Write the material out again exactly as it stands.

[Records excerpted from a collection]
************
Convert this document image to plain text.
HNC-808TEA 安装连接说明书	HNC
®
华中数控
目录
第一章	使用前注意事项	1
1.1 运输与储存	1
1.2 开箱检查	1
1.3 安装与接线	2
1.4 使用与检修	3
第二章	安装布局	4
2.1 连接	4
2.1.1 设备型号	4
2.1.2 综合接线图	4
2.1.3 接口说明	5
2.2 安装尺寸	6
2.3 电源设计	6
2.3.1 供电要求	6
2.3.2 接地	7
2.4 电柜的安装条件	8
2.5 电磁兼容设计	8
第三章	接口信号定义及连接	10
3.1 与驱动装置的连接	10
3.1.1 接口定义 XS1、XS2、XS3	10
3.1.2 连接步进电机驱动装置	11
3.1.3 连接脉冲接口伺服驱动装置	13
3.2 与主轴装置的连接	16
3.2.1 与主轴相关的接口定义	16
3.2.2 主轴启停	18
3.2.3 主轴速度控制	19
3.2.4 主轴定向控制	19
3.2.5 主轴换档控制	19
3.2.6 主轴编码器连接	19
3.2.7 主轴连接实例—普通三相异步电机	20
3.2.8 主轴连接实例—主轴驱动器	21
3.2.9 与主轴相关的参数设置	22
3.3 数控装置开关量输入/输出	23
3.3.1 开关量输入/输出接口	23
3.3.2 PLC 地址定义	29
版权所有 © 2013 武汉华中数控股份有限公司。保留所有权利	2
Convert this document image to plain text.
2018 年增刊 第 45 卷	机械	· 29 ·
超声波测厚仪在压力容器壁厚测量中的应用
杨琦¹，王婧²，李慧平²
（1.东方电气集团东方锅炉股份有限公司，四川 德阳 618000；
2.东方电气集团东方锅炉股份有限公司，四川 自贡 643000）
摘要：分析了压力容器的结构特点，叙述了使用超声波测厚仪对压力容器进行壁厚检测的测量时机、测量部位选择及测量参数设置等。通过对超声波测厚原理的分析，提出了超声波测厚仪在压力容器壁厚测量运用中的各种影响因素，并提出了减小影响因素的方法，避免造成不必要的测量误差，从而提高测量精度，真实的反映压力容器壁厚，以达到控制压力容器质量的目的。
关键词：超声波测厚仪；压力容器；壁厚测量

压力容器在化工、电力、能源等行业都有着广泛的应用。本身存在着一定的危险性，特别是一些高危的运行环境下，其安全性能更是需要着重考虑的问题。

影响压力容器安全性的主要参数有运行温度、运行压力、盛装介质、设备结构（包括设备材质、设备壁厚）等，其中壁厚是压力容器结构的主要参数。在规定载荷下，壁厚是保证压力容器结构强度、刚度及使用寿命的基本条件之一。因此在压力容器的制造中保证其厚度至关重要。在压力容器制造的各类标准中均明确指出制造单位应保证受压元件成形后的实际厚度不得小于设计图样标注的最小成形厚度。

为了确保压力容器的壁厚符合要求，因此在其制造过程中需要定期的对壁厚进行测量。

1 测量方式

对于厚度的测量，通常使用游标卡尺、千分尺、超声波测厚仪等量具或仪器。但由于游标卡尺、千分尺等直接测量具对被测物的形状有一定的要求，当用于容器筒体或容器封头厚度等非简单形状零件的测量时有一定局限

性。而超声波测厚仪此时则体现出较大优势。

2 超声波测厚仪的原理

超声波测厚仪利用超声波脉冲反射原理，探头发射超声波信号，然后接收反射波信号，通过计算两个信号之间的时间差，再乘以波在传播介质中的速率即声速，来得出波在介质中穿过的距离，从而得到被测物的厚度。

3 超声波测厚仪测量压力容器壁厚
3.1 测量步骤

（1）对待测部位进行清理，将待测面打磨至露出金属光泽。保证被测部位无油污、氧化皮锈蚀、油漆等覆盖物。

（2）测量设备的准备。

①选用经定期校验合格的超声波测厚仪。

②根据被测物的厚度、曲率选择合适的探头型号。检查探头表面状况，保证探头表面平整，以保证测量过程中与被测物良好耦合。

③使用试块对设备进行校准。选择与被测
************
◆ **Result**
Convert this document image to plain text.
HNC-808TEA 安装连接说明书	HNC
®
华中数控
目录
第一章	使用前注意事项	1
1.1 运输与储存	1
1.2 开箱检查	1
1.3 安装与接线	2
1.4 使用与检修	3
第二章	安装布局	4
2.1 连接	4
2.1.1 设备型号	4
2.1.2 综合接线图	4
2.1.3 接口说明	5
2.2 安装尺寸	6
2.3 电源设计	6
2.3.1 供电要求	6
2.3.2 接地	7
2.4 电柜的安装条件	8
2.5 电磁兼容设计	8
第三章	接口信号定义及连接	10
3.1 与驱动装置的连接	10
3.1.1 接口定义 XS1、XS2、XS3	10
3.1.2 连接步进电机驱动装置	11
3.1.3 连接脉冲接口伺服驱动装置	13
3.2 与主轴装置的连接	16
3.2.1 与主轴相关的接口定义	16
3.2.2 主轴启停	18
3.2.3 主轴速度控制	19
3.2.4 主轴定向控制	19
3.2.5 主轴换档控制	19
3.2.6 主轴编码器连接	19
3.2.7 主轴连接实例—普通三相异步电机	20
3.2.8 主轴连接实例—主轴驱动器	21
3.2.9 与主轴相关的参数设置	22
3.3 数控装置开关量输入/输出	23
3.3.1 开关量输入/输出接口	23
3.3.2 PLC 地址定义	29
版权所有 © 2013 武汉华中数控股份有限公司。保留所有权利	2
Convert this document image to plain text.
2018 年增刊 第 45 卷	机械	· 29 ·
超声波测厚仪在压力容器壁厚测量中的应用
杨琦¹，王婧²，李慧平²
（1.东方电气集团东方锅炉股份有限公司，四川 德阳 618000；
2.东方电气集团东方锅炉股份有限公司，四川 自贡 643000）
摘要：分析了压力容器的结构特点，叙述了使用超声波测厚仪对压力容器进行壁厚检测的测量时机、测量部位选择及测量参数设置等。通过对超声波测厚原理的分析，提出了超声波测厚仪在压力容器壁厚测量运用中的各种影响因素，并提出了减小影响因素的方法，避免造成不必要的测量误差，从而提高测量精度，真实的反映压力容器壁厚，以达到控制压力容器质量的目的。
关键词：超声波测厚仪；压力容器；壁厚测量

压力容器在化工、电力、能源等行业都有着广泛的应用。本身存在着一定的危险性，特别是一些高危的运行环境下，其安全性能更是需要着重考虑的问题。

影响压力容器安全性的主要参数有运行温度、运行压力、盛装介质、设备结构（包括设备材质、设备壁厚）等，其中壁厚是压力容器结构的主要参数。在规定载荷下，壁厚是保证压力容器结构强度、刚度及使用寿命的基本条件之一。因此在压力容器的制造中保证其厚度至关重要。在压力容器制造的各类标准中均明确指出制造单位应保证受压元件成形后的实际厚度不得小于设计图样标注的最小成形厚度。

为了确保压力容器的壁厚符合要求，因此在其制造过程中需要定期的对壁厚进行测量。

1 测量方式

对于厚度的测量，通常使用游标卡尺、千分尺、超声波测厚仪等量具或仪器。但由于游标卡尺、千分尺等直接测量具对被测物的形状有一定的要求，当用于容器筒体或容器封头厚度等非简单形状零件的测量时有一定局限

性。而超声波测厚仪此时则体现出较大优势。

2 超声波测厚仪的原理

超声波测厚仪利用超声波脉冲反射原理，探头发射超声波信号，然后接收反射波信号，通过计算两个信号之间的时间差，再乘以波在传播介质中的速率即声速，来得出波在介质中穿过的距离，从而得到被测物的厚度。

3 超声波测厚仪测量压力容器壁厚
3.1 测量步骤

（1）对待测部位进行清理，将待测面打磨至露出金属光泽。保证被测部位无油污、氧化皮锈蚀、油漆等覆盖物。

（2）测量设备的准备。

①选用经定期校验合格的超声波测厚仪。

②根据被测物的厚度、曲率选择合适的探头型号。检查探头表面状况，保证探头表面平整，以保证测量过程中与被测物良好耦合。

③使用试块对设备进行校准。选择与被测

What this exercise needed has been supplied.